-- Start --

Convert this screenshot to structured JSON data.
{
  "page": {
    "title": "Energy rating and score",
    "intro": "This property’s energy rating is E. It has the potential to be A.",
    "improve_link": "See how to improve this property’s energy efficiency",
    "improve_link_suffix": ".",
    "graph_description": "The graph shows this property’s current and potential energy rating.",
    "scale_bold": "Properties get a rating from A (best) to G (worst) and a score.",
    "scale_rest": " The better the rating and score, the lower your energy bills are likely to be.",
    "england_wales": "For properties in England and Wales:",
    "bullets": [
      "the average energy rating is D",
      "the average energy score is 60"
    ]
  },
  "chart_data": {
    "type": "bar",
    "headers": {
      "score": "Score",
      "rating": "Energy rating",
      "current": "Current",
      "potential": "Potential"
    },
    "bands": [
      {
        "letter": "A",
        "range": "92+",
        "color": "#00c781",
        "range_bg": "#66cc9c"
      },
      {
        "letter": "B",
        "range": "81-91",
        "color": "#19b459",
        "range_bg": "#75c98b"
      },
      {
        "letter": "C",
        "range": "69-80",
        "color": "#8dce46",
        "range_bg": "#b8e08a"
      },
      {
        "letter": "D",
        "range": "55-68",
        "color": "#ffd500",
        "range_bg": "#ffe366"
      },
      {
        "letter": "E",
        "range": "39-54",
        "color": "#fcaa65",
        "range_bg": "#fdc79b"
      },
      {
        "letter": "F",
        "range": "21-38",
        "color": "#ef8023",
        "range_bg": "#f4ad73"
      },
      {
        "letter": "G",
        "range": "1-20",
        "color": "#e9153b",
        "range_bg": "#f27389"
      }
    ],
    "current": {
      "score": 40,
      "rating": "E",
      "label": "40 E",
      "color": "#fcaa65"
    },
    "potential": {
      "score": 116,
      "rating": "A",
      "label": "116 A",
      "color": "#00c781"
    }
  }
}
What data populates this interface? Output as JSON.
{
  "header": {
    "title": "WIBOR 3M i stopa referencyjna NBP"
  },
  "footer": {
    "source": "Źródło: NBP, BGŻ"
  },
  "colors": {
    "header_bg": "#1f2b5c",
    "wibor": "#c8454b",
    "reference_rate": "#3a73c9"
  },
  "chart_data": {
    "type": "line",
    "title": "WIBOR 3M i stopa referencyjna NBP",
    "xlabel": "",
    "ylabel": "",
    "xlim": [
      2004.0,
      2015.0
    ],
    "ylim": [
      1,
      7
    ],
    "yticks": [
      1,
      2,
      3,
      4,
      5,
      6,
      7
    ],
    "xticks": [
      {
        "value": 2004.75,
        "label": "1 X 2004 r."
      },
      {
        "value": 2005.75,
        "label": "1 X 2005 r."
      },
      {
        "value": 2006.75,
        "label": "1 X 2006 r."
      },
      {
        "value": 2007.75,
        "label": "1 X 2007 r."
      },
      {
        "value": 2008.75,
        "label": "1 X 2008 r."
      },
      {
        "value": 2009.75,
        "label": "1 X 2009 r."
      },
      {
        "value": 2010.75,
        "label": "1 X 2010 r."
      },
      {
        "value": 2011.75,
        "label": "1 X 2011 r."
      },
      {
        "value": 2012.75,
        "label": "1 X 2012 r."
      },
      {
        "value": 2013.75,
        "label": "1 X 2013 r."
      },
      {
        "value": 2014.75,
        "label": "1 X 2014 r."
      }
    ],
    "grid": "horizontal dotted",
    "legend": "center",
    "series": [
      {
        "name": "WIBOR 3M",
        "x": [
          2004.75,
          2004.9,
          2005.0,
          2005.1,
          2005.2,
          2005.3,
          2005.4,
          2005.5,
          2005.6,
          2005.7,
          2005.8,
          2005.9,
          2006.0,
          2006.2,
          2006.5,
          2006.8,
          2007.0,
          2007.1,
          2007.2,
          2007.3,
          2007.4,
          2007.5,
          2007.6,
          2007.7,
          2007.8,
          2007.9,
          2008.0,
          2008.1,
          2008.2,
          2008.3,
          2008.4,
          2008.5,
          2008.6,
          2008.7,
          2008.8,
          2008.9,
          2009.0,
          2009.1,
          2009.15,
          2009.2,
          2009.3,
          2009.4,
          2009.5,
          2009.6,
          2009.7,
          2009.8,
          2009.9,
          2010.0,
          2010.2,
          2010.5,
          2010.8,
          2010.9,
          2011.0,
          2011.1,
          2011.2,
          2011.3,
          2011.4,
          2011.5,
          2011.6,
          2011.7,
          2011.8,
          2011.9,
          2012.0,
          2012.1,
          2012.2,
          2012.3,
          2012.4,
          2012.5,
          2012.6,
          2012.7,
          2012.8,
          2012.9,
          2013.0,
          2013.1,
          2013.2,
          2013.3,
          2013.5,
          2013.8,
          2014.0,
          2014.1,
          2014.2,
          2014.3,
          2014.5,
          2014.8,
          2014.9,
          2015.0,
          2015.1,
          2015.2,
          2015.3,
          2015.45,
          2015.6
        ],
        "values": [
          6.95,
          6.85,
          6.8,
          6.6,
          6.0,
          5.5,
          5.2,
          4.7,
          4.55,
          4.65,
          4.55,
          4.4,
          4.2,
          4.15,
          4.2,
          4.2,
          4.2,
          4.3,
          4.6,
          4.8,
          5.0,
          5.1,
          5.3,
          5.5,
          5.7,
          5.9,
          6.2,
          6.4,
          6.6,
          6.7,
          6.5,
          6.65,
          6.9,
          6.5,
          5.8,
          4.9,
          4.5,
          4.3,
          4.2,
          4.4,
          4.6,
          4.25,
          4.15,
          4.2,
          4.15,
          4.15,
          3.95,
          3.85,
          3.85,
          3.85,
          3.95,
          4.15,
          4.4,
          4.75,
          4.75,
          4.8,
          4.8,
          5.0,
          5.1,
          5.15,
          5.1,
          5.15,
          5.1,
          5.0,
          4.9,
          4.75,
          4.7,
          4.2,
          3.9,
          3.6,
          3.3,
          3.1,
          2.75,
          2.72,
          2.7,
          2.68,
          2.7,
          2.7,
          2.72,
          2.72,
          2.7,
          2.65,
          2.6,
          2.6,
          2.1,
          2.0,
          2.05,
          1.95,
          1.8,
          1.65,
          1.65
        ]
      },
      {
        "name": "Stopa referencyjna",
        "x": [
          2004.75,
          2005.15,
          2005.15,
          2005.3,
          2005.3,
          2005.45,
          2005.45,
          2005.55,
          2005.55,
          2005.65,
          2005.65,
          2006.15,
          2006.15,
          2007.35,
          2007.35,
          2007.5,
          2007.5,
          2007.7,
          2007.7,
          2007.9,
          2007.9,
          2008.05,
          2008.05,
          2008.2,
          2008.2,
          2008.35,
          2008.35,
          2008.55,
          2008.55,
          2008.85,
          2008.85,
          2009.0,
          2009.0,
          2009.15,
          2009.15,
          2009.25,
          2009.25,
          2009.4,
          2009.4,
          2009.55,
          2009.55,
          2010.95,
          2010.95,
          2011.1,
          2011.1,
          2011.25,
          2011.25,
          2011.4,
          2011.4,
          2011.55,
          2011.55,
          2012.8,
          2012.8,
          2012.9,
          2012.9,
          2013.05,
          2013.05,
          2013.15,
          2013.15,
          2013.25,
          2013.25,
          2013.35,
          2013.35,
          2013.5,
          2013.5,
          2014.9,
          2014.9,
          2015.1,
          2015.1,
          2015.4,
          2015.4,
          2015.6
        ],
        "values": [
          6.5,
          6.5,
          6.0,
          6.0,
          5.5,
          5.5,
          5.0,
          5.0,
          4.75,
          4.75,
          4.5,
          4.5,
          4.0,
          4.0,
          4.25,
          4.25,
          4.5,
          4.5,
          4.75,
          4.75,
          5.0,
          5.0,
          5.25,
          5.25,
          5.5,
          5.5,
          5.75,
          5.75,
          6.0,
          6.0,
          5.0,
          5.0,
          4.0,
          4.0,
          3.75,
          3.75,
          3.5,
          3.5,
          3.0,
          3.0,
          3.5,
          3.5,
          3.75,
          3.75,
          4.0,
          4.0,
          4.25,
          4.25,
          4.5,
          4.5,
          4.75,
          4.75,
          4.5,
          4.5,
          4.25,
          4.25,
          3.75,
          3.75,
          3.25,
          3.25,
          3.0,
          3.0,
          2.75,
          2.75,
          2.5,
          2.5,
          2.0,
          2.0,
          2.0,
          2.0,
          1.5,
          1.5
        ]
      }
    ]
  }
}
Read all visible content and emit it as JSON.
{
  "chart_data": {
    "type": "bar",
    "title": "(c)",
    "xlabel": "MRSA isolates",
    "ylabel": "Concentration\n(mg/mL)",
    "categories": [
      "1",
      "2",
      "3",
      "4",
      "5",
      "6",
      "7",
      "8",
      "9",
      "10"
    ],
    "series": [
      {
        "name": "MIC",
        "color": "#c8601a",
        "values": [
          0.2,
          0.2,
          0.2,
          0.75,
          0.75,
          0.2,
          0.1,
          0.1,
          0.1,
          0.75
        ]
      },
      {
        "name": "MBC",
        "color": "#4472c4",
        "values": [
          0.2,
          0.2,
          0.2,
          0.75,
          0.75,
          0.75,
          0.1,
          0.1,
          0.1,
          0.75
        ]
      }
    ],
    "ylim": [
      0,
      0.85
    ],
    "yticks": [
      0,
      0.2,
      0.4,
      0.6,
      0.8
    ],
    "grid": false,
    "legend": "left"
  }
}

-- End --

The problem = Please extract exactly, and only, the lines from the line containing "Read all visible content and emit it as JSON." through the last line of the records.

Problem solution =
Read all visible content and emit it as JSON.
{
  "chart_data": {
    "type": "bar",
    "title": "(c)",
    "xlabel": "MRSA isolates",
    "ylabel": "Concentration\n(mg/mL)",
    "categories": [
      "1",
      "2",
      "3",
      "4",
      "5",
      "6",
      "7",
      "8",
      "9",
      "10"
    ],
    "series": [
      {
        "name": "MIC",
        "color": "#c8601a",
        "values": [
          0.2,
          0.2,
          0.2,
          0.75,
          0.75,
          0.2,
          0.1,
          0.1,
          0.1,
          0.75
        ]
      },
      {
        "name": "MBC",
        "color": "#4472c4",
        "values": [
          0.2,
          0.2,
          0.2,
          0.75,
          0.75,
          0.75,
          0.1,
          0.1,
          0.1,
          0.75
        ]
      }
    ],
    "ylim": [
      0,
      0.85
    ],
    "yticks": [
      0,
      0.2,
      0.4,
      0.6,
      0.8
    ],
    "grid": false,
    "legend": "left"
  }
}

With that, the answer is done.